● Do this: Go through the data below. Pull out every line that has the word "volunteer".

● Source data:
★ ★ ★
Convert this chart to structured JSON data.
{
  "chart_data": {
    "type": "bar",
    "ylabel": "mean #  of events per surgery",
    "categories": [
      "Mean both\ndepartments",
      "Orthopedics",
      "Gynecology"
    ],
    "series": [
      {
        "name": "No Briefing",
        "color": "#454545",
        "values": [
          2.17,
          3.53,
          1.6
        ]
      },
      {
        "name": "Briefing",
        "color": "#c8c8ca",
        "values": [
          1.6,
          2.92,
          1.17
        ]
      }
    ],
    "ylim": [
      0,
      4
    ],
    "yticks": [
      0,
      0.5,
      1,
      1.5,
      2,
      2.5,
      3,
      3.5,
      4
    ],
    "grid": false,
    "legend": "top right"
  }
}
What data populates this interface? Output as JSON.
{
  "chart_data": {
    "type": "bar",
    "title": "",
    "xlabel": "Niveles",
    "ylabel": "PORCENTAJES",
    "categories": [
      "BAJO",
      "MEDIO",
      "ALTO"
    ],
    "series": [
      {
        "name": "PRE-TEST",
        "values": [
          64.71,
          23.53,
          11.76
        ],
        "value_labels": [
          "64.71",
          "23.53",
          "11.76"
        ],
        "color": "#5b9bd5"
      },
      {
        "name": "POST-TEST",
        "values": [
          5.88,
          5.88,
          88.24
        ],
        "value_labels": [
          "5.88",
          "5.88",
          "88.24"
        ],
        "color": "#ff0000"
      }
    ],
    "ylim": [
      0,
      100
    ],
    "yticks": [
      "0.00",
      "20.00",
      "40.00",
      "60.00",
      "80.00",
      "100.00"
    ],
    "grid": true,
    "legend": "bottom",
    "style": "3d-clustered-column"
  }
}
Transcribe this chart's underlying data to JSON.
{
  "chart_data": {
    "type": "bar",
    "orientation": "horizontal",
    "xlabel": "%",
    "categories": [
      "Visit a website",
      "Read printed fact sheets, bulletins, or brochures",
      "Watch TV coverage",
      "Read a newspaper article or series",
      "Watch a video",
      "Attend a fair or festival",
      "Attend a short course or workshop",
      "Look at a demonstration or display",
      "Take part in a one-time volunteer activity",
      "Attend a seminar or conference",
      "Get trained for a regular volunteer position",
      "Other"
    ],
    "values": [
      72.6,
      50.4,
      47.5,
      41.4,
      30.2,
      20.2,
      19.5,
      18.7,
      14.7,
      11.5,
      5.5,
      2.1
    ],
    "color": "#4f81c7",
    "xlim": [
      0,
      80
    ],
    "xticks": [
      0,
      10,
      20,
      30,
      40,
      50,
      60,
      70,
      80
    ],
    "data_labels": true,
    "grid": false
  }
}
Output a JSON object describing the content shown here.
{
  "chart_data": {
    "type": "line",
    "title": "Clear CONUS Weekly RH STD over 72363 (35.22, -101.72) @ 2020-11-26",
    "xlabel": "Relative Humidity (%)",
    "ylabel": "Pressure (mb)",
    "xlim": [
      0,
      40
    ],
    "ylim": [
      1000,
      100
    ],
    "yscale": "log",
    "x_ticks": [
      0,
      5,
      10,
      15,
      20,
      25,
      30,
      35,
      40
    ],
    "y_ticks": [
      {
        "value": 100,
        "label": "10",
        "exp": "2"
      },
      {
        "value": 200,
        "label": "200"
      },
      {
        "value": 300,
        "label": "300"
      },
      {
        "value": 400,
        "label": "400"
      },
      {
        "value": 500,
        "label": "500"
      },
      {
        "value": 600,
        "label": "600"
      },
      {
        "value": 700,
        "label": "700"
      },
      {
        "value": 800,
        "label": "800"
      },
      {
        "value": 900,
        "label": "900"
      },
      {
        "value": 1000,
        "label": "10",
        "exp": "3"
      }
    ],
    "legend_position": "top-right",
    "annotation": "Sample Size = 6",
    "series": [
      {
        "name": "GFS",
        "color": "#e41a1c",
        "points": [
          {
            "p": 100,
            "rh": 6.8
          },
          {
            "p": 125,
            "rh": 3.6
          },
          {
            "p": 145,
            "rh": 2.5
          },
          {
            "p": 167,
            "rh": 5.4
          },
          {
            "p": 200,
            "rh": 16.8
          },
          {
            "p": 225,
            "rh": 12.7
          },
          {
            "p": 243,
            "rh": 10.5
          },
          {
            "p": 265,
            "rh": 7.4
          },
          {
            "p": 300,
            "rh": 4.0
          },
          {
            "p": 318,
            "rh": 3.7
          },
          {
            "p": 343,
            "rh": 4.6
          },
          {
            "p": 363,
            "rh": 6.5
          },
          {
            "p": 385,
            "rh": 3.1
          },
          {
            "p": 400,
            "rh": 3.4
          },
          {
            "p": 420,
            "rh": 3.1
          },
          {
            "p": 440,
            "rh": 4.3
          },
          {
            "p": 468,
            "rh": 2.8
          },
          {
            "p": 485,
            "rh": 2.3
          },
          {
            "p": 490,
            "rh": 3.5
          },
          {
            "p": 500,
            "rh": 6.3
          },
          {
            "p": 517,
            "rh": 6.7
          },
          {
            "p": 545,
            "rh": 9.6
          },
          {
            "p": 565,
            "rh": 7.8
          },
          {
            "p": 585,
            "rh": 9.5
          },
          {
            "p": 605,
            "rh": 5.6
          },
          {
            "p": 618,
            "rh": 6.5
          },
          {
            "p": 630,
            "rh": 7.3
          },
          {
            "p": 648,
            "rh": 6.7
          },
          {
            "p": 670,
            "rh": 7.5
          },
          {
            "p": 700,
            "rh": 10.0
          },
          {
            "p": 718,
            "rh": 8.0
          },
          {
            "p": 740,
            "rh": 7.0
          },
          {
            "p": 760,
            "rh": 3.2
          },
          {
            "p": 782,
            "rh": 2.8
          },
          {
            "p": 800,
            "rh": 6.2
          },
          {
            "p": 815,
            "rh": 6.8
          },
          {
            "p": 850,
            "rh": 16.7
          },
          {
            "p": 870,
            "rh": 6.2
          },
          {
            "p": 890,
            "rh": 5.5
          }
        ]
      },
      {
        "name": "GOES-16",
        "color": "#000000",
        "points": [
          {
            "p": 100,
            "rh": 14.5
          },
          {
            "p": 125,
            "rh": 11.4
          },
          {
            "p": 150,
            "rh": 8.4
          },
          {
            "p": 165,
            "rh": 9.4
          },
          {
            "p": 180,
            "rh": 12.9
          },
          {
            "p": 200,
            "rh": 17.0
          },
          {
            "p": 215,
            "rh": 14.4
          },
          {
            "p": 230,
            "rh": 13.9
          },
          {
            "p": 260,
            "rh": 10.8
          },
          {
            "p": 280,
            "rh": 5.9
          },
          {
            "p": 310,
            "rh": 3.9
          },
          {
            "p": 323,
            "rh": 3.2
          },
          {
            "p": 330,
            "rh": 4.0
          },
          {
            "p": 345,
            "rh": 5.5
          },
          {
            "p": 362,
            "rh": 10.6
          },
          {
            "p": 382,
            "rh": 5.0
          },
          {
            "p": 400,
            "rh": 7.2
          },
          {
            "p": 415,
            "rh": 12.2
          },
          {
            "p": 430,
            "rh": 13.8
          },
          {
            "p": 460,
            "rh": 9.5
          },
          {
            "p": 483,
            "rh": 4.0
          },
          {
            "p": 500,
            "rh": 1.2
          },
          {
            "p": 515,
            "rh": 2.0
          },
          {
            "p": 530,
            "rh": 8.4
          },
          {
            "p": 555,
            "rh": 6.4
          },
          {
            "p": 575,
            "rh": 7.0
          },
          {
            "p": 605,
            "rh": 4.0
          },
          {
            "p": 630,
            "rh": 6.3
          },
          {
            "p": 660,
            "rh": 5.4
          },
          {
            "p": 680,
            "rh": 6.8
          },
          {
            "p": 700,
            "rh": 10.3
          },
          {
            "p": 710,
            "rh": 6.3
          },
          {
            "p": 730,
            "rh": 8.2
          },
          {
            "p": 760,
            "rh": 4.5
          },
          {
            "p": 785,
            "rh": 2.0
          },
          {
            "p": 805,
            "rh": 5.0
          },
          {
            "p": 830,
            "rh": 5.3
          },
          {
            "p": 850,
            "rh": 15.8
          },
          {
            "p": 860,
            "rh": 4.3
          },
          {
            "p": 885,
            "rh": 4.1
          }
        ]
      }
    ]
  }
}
★ ★ ★
● Solution to this exercise:
      "Take part in a one-time volunteer activity",
      "Get trained for a regular volunteer position",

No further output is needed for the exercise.